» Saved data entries
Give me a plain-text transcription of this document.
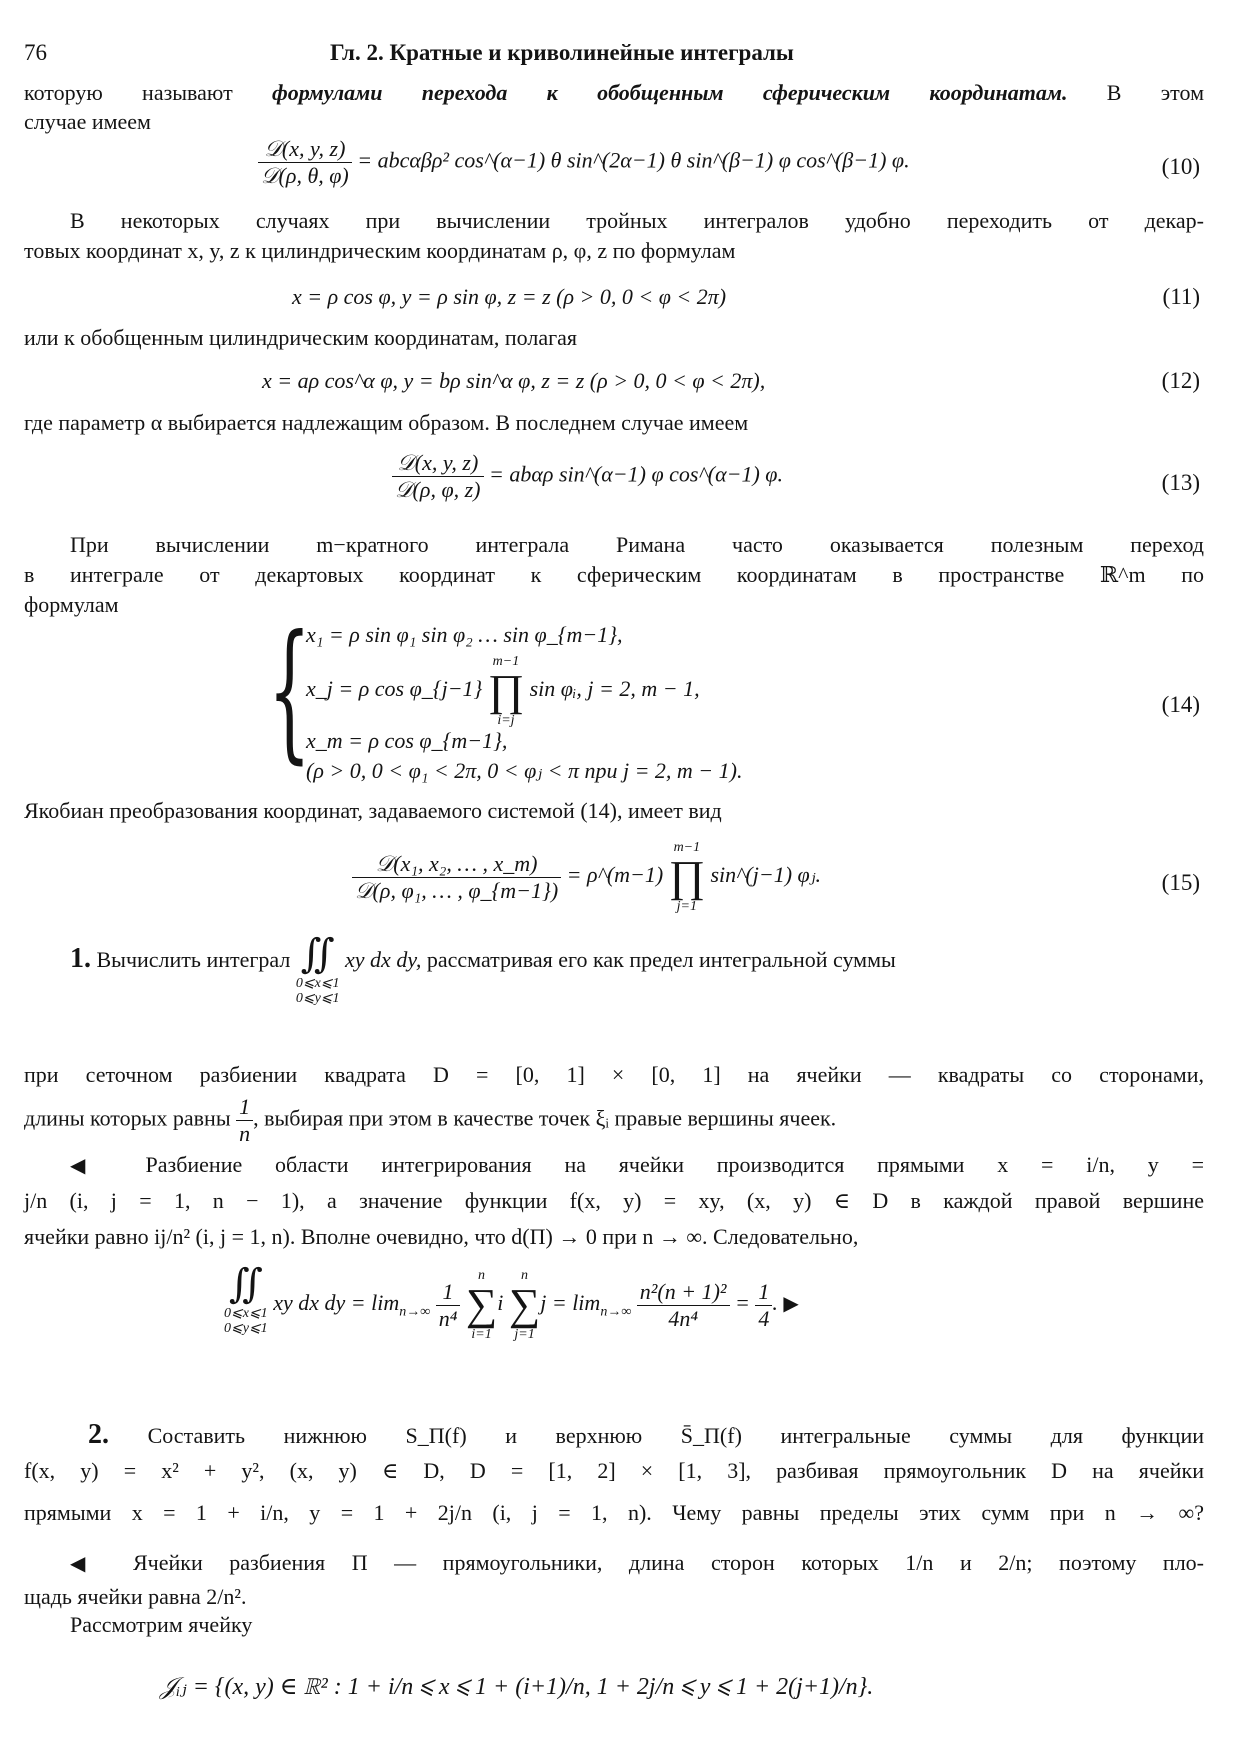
76	Гл. 2. Кратные и криволинейные интегралы
которую называют формулами перехода к обобщенным сферическим координатам. В этом
случае имеем
$\frac{\text{𝒟(x, y, z)}}{\text{𝒟(ρ, θ, φ)}} = abc\alpha\beta\rho^2$ cos^(α−1) θ sin^(2α−1) θ sin^(β−1) φ cos^(β−1) φ.	(10)
В некоторых случаях при вычислении тройных интегралов удобно переходить от декар-
товых координат x, y, z к цилиндрическим координатам ρ, φ, z по формулам
x = ρ cos φ, y = ρ sin φ, z = z (ρ > 0, 0 < φ < 2π)	(11)
или к обобщенным цилиндрическим координатам, полагая
x = aρ cos^α φ, y = bρ sin^α φ, z = z (ρ > 0, 0 < φ < 2π),	(12)
где параметр α выбирается надлежащим образом. В последнем случае имеем
$\frac{\text{𝒟(x, y, z)}}{\text{𝒟(ρ, φ, z)}} = ab\alpha\rho$ sin^(α−1) φ cos^(α−1) φ.	(13)
При вычислении m−кратного интеграла Римана часто оказывается полезным переход
в интеграле от декартовых координат к сферическим координатам в пространстве ℝ^m по
формулам {
x₁ = ρ sin φ₁ sin φ₂ … sin φ_{m−1},
x_j = ρ cos φ_{j−1}
m−1
∏
i=j
sin φᵢ, j = 2, m − 1,
x_m = ρ cos φ_{m−1},
(ρ > 0, 0 < φ₁ < 2π, 0 < φⱼ < π при j = 2, m − 1).
(14)
Якобиан преобразования координат, задаваемого системой (14), имеет вид
$\frac{\text{𝒟(x₁, x₂, … , x\_m)}}{\text{𝒟(ρ, φ₁, … , φ\_\{m−1\})}}$ = ρ^(m−1)
m−1
∏
j=1
sin^(j−1) φⱼ.	(15)
1. Вычислить интеграл ∬
0⩽x⩽1
0⩽y⩽1
xy dx dy, рассматривая его как предел интегральной суммы
при сеточном разбиении квадрата D = [0, 1] × [0, 1] на ячейки — квадраты со сторонами,
длины которых равны $\frac{1}{n}$ , выбирая при этом в качестве точек ξᵢ правые вершины ячеек.
◀ Разбиение области интегрирования на ячейки производится прямыми x = i/n, y =
j/n (i, j = 1, n − 1), а значение функции f(x, y) = xy, (x, y) ∈ D в каждой правой вершине
ячейки равно ij/n² (i, j = 1, n). Вполне очевидно, что d(Π) → 0 при n → ∞. Следовательно,
∬
0⩽x⩽1
0⩽y⩽1
xy dx dy = $\lim_{n\to\infty} \frac{1}{\text{n⁴}}$

n
∑
i=1
i
n
∑
j=1
$j = \lim_{n\to\infty} \frac{\text{n²(n + 1)²}}{\text{4n⁴}} = \frac{1}{4}$ . ▶
2. Составить нижнюю S_Π(f) и верхнюю S̄_Π(f) интегральные суммы для функции
f(x, y) = x² + y², (x, y) ∈ D, D = [1, 2] × [1, 3], разбивая прямоугольник D на ячейки
прямыми x = 1 + i/n, y = 1 + 2j/n (i, j = 1, n). Чему равны пределы этих сумм при n → ∞?
◀ Ячейки разбиения Π — прямоугольники, длина сторон которых 1/n и 2/n; поэтому пло-
щадь ячейки равна 2/n².
Рассмотрим ячейку
𝒥ᵢⱼ = {(x, y) ∈ ℝ² : 1 + i/n ⩽ x ⩽ 1 + (i+1)/n, 1 + 2j/n ⩽ y ⩽ 1 + 2(j+1)/n}.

» Your instructions
Omit the pictures and restate the rest of the records verbatim.

» Problem solution
Give me a plain-text transcription of this document.
76	Гл. 2. Кратные и криволинейные интегралы
которую называют формулами перехода к обобщенным сферическим координатам. В этом
случае имеем
$\frac{\text{𝒟(x, y, z)}}{\text{𝒟(ρ, θ, φ)}} = abc\alpha\beta\rho^2$ cos^(α−1) θ sin^(2α−1) θ sin^(β−1) φ cos^(β−1) φ.	(10)
В некоторых случаях при вычислении тройных интегралов удобно переходить от декар-
товых координат x, y, z к цилиндрическим координатам ρ, φ, z по формулам
x = ρ cos φ, y = ρ sin φ, z = z (ρ > 0, 0 < φ < 2π)	(11)
или к обобщенным цилиндрическим координатам, полагая
x = aρ cos^α φ, y = bρ sin^α φ, z = z (ρ > 0, 0 < φ < 2π),	(12)
где параметр α выбирается надлежащим образом. В последнем случае имеем
$\frac{\text{𝒟(x, y, z)}}{\text{𝒟(ρ, φ, z)}} = ab\alpha\rho$ sin^(α−1) φ cos^(α−1) φ.	(13)
При вычислении m−кратного интеграла Римана часто оказывается полезным переход
в интеграле от декартовых координат к сферическим координатам в пространстве ℝ^m по
формулам {
x₁ = ρ sin φ₁ sin φ₂ … sin φ_{m−1},
x_j = ρ cos φ_{j−1}
m−1
∏
i=j
sin φᵢ, j = 2, m − 1,
x_m = ρ cos φ_{m−1},
(ρ > 0, 0 < φ₁ < 2π, 0 < φⱼ < π при j = 2, m − 1).
(14)
Якобиан преобразования координат, задаваемого системой (14), имеет вид
$\frac{\text{𝒟(x₁, x₂, … , x\_m)}}{\text{𝒟(ρ, φ₁, … , φ\_\{m−1\})}}$ = ρ^(m−1)
m−1
∏
j=1
sin^(j−1) φⱼ.	(15)
1. Вычислить интеграл ∬
0⩽x⩽1
0⩽y⩽1
xy dx dy, рассматривая его как предел интегральной суммы
при сеточном разбиении квадрата D = [0, 1] × [0, 1] на ячейки — квадраты со сторонами,
длины которых равны $\frac{1}{n}$ , выбирая при этом в качестве точек ξᵢ правые вершины ячеек.
◀ Разбиение области интегрирования на ячейки производится прямыми x = i/n, y =
j/n (i, j = 1, n − 1), а значение функции f(x, y) = xy, (x, y) ∈ D в каждой правой вершине
ячейки равно ij/n² (i, j = 1, n). Вполне очевидно, что d(Π) → 0 при n → ∞. Следовательно,
∬
0⩽x⩽1
0⩽y⩽1
xy dx dy = $\lim_{n\to\infty} \frac{1}{\text{n⁴}}$

n
∑
i=1
i
n
∑
j=1
$j = \lim_{n\to\infty} \frac{\text{n²(n + 1)²}}{\text{4n⁴}} = \frac{1}{4}$ . ▶
2. Составить нижнюю S_Π(f) и верхнюю S̄_Π(f) интегральные суммы для функции
f(x, y) = x² + y², (x, y) ∈ D, D = [1, 2] × [1, 3], разбивая прямоугольник D на ячейки
прямыми x = 1 + i/n, y = 1 + 2j/n (i, j = 1, n). Чему равны пределы этих сумм при n → ∞?
◀ Ячейки разбиения Π — прямоугольники, длина сторон которых 1/n и 2/n; поэтому пло-
щадь ячейки равна 2/n².
Рассмотрим ячейку
𝒥ᵢⱼ = {(x, y) ∈ ℝ² : 1 + i/n ⩽ x ⩽ 1 + (i+1)/n, 1 + 2j/n ⩽ y ⩽ 1 + 2(j+1)/n}.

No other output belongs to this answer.